*Exercise requirements*:
Show every line where "соответствии" occurs.

*Dataset entries*:

┏━━

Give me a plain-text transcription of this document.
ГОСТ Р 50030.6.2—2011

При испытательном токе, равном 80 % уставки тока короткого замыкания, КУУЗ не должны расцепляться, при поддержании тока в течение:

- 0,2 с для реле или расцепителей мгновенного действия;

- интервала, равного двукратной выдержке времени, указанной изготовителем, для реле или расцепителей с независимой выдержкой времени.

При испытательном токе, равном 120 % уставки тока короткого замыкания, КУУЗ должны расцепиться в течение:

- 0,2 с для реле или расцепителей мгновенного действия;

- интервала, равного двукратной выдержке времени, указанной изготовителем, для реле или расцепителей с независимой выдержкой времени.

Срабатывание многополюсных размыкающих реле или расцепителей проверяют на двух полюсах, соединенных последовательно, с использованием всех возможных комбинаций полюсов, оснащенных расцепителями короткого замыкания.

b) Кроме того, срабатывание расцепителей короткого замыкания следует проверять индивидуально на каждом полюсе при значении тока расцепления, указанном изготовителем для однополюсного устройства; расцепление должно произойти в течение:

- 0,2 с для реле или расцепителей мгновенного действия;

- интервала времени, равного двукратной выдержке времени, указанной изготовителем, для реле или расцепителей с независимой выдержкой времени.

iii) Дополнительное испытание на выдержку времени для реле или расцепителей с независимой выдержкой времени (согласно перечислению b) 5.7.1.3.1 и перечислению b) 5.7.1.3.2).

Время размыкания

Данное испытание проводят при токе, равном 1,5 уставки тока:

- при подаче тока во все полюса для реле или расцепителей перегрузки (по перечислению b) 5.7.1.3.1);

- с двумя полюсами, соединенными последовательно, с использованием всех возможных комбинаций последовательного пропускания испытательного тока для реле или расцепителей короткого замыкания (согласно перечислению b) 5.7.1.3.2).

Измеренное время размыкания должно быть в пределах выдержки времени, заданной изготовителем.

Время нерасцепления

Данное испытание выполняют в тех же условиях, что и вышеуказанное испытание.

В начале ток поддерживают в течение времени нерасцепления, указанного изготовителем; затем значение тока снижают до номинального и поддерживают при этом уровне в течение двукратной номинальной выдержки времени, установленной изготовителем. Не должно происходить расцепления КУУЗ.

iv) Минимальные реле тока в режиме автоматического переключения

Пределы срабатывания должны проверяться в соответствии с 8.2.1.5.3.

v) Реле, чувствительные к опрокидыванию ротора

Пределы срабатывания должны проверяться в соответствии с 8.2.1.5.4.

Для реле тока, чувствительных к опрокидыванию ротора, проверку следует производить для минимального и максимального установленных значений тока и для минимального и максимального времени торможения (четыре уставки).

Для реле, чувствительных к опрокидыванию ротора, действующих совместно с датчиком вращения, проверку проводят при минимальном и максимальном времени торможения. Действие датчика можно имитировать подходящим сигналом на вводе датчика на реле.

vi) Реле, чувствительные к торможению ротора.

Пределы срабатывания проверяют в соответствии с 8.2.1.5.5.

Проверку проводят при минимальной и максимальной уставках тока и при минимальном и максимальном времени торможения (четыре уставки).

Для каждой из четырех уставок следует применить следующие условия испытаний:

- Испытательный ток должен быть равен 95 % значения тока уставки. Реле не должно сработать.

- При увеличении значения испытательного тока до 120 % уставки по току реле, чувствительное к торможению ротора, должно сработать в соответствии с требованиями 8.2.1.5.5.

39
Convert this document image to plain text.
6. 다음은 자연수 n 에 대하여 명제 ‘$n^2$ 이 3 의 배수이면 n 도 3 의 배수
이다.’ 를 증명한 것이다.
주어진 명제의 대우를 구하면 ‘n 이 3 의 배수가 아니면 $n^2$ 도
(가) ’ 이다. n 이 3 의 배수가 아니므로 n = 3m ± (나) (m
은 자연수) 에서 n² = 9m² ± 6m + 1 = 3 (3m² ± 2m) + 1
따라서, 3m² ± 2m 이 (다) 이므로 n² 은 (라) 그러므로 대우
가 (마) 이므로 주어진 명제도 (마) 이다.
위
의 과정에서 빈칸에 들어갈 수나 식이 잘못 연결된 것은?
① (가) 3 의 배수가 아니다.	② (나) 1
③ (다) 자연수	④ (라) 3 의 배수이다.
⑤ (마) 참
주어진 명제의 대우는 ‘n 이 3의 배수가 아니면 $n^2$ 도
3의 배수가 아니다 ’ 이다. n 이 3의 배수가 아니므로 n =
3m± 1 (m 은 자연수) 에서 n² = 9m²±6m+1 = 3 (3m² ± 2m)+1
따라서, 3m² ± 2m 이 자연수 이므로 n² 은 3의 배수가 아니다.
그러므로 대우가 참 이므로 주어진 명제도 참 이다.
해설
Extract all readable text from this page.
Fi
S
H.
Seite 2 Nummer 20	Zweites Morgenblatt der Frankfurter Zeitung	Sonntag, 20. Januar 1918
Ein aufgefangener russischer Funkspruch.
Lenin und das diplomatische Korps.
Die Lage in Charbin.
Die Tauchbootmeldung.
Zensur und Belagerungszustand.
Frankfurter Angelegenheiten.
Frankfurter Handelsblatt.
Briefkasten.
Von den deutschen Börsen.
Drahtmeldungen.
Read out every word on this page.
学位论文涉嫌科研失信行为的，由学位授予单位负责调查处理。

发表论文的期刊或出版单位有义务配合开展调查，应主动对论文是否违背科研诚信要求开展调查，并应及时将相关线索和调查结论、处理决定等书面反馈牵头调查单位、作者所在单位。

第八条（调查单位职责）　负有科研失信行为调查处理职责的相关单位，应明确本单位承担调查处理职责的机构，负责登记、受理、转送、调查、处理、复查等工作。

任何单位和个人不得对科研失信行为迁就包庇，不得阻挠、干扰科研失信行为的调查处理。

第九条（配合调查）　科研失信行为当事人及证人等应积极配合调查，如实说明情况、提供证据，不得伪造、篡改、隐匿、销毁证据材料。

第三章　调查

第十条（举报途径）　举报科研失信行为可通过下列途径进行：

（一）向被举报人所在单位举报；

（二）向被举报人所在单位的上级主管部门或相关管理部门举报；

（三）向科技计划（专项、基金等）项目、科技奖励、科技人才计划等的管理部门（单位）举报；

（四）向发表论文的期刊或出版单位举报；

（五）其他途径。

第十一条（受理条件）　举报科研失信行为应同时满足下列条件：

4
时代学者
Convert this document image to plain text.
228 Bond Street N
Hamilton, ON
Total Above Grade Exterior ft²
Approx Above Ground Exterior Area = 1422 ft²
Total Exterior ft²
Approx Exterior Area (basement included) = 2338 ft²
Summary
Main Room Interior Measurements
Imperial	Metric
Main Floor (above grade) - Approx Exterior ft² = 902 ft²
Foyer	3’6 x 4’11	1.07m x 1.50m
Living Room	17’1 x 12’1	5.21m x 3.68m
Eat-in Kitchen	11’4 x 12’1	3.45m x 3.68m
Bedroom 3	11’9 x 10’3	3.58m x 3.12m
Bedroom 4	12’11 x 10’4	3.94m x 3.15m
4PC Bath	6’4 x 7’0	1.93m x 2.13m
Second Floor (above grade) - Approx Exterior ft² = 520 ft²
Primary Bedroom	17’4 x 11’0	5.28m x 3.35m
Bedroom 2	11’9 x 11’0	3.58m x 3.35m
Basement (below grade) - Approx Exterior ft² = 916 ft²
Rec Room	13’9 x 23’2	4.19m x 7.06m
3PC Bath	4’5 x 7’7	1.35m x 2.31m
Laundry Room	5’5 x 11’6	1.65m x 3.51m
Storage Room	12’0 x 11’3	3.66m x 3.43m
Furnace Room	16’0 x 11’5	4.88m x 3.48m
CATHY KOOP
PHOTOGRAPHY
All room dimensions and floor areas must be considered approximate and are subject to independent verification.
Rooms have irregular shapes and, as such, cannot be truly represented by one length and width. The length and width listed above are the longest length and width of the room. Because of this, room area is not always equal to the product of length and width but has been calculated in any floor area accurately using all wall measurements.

┗━━

*Solution to this problem*:
Пределы срабатывания должны проверяться в соответствии с 8.2.1.5.3.
Пределы срабатывания должны проверяться в соответствии с 8.2.1.5.4.
Пределы срабатывания проверяют в соответствии с 8.2.1.5.5.
- При увеличении значения испытательного тока до 120 % уставки по току реле, чувствительное к торможению ротора, должно сработать в соответствии с требованиями 8.2.1.5.5.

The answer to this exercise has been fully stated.